# Trabajo requerido:
Reproduce íntegramente y sin cambios el fragmento sobre la historia electoral española que figura a continuación.

# Fragmento extraído:
○ ○ ○ ○
El crítico responderá diciendo que un buen número de estas iniciativas no podían llevarse hasta una conclusión satisfactoria, lo cual es, por supuesto, correcto. Sin embargo, no puede darse siempre por supuesto que el fracaso era inevitable y hay que dar, como mínimo, el mérito a la sociedad política española de hacer gala de una impresionante capacidad para acometer nuevas iniciativas políticas y electorales. La principal tesis del autor es que la vida política y las instituciones electorales españolas experimentaron un desarrollo y un progreso muy uniformes hasta 1936.

En un sentido, de entre las modernas elecciones celebradas en España, fue la primera, en 1810, la que reviste un carácter más único, porque, al igual que las primeras elecciones parlamentarias semimodernas celebradas en el Reino Unido y las de 1789 en Francia, se celebraron bajo la estructura institucional del Antiguo Régimen, basadas en las propias divisiones territoriales de este último, pero en este caso llevadas a cabo con un sufragio enormemente complejo a tres niveles. En el nivel más bajo, hubo un acceso muy amplio al voto para los varones adultos, y las complejas disposiciones de voto indirecto representaron un intento de conectar instituciones tradicionales con un parlamento más representativo. Al contrario, los historiadores han sabido desde hace mucho tiempo que las Cortes de Cádiz resultantes no eran muy representativas del país en su conjunto debido al hecho de que gran parte del proceso se había realizado bajo la ocupación francesa, con un porcentaje desproporcionado de los diputados procedentes, de resultas de ello, de los sectores más liberales en el extremo meridional del país, que no había sido ocupado.
○ ○ ○ ○
# Material aportado:
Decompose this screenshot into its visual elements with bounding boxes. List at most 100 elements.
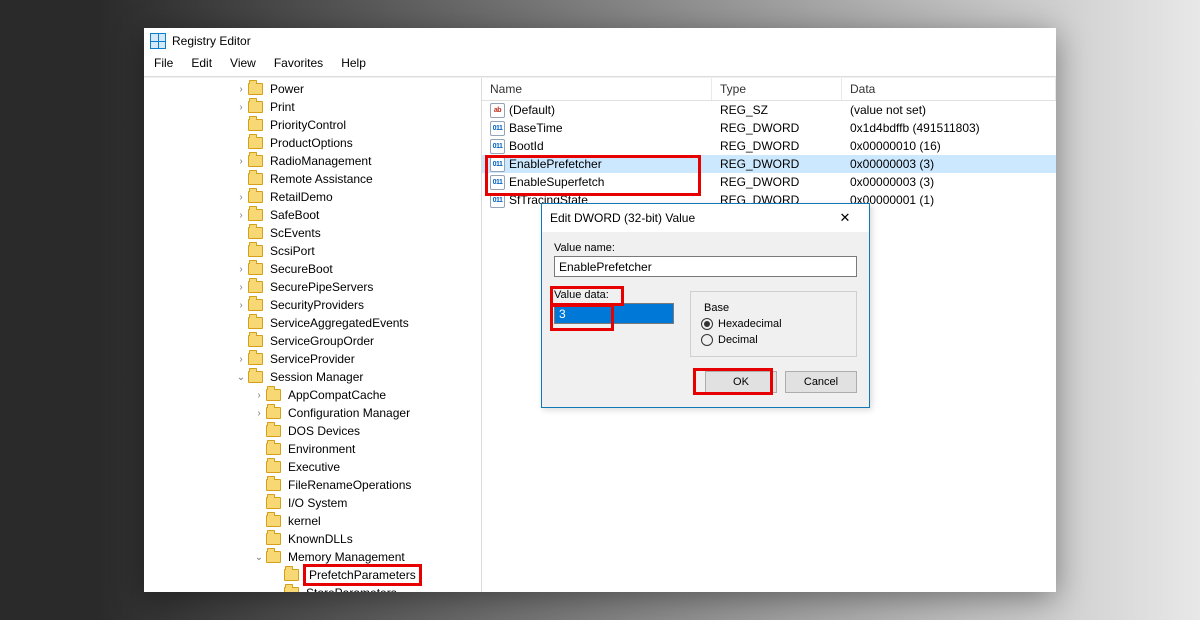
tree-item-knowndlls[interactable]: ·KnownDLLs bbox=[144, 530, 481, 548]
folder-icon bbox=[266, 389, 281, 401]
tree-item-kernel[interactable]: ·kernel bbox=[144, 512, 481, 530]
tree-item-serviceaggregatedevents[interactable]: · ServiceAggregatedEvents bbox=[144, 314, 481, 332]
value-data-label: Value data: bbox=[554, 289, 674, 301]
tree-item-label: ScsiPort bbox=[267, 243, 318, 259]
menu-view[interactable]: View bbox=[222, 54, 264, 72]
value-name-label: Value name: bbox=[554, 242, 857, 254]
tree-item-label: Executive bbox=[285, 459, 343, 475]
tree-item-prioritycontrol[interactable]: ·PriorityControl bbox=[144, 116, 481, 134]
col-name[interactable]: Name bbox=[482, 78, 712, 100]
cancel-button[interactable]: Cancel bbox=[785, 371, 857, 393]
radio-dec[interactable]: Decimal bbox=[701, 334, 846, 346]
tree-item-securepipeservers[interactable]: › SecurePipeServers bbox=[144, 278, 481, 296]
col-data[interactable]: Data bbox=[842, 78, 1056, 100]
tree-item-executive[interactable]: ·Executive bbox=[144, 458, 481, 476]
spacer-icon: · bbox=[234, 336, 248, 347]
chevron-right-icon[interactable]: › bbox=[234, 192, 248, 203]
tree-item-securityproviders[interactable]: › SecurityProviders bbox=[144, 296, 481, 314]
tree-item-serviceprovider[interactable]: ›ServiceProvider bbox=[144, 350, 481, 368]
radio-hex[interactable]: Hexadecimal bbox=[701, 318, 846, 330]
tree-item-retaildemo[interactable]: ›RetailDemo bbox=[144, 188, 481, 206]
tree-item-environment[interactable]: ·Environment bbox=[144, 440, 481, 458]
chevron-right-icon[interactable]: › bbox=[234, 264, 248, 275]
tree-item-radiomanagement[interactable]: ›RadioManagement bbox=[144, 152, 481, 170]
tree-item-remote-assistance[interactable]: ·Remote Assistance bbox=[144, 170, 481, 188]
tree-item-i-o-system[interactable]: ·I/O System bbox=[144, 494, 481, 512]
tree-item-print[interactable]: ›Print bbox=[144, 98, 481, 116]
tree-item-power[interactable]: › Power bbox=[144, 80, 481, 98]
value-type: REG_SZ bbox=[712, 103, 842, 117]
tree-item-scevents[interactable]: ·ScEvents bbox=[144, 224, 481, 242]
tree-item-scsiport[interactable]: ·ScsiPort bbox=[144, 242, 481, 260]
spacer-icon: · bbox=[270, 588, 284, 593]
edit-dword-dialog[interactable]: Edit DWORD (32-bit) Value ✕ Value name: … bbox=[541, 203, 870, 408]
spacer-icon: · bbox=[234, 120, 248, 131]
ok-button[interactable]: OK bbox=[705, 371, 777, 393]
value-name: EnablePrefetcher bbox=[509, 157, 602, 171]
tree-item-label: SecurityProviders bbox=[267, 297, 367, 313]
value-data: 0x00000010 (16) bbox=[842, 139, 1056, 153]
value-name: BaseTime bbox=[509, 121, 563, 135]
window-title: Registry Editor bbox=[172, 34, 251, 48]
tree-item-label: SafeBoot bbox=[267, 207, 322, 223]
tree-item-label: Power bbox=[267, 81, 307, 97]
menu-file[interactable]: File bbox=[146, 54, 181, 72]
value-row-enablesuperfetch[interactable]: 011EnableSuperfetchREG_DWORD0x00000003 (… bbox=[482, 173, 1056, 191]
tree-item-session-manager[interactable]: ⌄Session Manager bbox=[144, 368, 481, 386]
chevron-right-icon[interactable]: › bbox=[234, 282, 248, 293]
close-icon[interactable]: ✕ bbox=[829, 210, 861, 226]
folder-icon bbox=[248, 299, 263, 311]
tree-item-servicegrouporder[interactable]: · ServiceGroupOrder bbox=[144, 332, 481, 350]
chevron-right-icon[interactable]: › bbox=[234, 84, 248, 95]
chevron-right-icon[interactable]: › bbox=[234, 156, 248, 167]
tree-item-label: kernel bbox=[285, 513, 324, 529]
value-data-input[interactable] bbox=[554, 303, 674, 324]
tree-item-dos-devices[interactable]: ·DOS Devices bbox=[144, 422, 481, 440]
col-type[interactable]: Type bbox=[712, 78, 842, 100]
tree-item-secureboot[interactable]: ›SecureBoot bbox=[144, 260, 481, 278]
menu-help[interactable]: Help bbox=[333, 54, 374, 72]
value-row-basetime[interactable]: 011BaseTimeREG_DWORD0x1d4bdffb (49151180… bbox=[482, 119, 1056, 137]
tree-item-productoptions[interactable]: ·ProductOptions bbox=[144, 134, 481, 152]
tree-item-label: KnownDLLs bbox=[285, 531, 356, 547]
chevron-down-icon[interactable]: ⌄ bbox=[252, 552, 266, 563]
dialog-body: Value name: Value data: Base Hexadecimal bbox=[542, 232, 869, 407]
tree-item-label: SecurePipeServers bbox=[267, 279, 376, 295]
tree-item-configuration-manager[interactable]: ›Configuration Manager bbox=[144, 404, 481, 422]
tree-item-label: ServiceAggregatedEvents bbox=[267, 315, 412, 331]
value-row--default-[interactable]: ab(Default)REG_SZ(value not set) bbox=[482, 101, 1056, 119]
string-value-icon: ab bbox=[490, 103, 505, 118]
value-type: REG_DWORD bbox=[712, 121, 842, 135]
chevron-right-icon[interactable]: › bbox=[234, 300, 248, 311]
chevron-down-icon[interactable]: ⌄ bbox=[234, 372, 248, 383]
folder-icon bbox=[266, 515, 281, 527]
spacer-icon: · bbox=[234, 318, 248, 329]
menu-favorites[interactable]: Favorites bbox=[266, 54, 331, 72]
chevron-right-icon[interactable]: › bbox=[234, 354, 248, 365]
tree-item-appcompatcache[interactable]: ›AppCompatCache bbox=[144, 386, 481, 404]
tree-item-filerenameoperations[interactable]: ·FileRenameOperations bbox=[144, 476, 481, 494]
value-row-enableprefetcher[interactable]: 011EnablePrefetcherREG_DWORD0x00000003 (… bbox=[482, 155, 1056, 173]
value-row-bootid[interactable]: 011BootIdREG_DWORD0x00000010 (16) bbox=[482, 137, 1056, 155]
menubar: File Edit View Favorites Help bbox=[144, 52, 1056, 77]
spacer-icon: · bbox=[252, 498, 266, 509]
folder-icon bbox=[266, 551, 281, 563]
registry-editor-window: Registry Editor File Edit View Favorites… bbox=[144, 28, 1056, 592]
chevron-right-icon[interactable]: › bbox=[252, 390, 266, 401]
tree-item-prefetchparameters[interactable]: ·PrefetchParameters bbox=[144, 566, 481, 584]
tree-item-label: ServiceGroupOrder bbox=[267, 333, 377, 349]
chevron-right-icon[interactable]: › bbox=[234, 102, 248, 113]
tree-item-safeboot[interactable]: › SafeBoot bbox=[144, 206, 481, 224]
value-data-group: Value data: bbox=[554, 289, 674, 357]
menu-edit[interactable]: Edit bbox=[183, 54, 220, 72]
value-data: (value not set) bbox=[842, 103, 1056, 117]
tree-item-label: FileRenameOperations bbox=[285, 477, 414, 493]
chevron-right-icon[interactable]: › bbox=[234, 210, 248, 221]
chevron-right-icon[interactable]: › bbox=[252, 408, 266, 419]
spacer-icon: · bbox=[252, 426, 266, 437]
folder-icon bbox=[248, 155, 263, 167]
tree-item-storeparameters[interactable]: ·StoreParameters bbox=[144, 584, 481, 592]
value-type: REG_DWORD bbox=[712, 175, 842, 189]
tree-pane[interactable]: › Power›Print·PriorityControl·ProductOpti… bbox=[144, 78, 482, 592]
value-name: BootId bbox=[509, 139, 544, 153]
○ ○ ○ ○
# En respuesta:
El crítico responderá diciendo que un buen número de estas iniciativas no podían llevarse hasta una conclusión satisfactoria, lo cual es, por supuesto, correcto. Sin embargo, no puede darse siempre por supuesto que el fracaso era inevitable y hay que dar, como mínimo, el mérito a la sociedad política española de hacer gala de una impresionante capacidad para acometer nuevas iniciativas políticas y electorales. La principal tesis del autor es que la vida política y las instituciones electorales españolas experimentaron un desarrollo y un progreso muy uniformes hasta 1936.

En un sentido, de entre las modernas elecciones celebradas en España, fue la primera, en 1810, la que reviste un carácter más único, porque, al igual que las primeras elecciones parlamentarias semimodernas celebradas en el Reino Unido y las de 1789 en Francia, se celebraron bajo la estructura institucional del Antiguo Régimen, basadas en las propias divisiones territoriales de este último, pero en este caso llevadas a cabo con un sufragio enormemente complejo a tres niveles. En el nivel más bajo, hubo un acceso muy amplio al voto para los varones adultos, y las complejas disposiciones de voto indirecto representaron un intento de conectar instituciones tradicionales con un parlamento más representativo. Al contrario, los historiadores han sabido desde hace mucho tiempo que las Cortes de Cádiz resultantes no eran muy representativas del país en su conjunto debido al hecho de que gran parte del proceso se había realizado bajo la ocupación francesa, con un porcentaje desproporcionado de los diputados procedentes, de resultas de ello, de los sectores más liberales en el extremo meridional del país, que no había sido ocupado.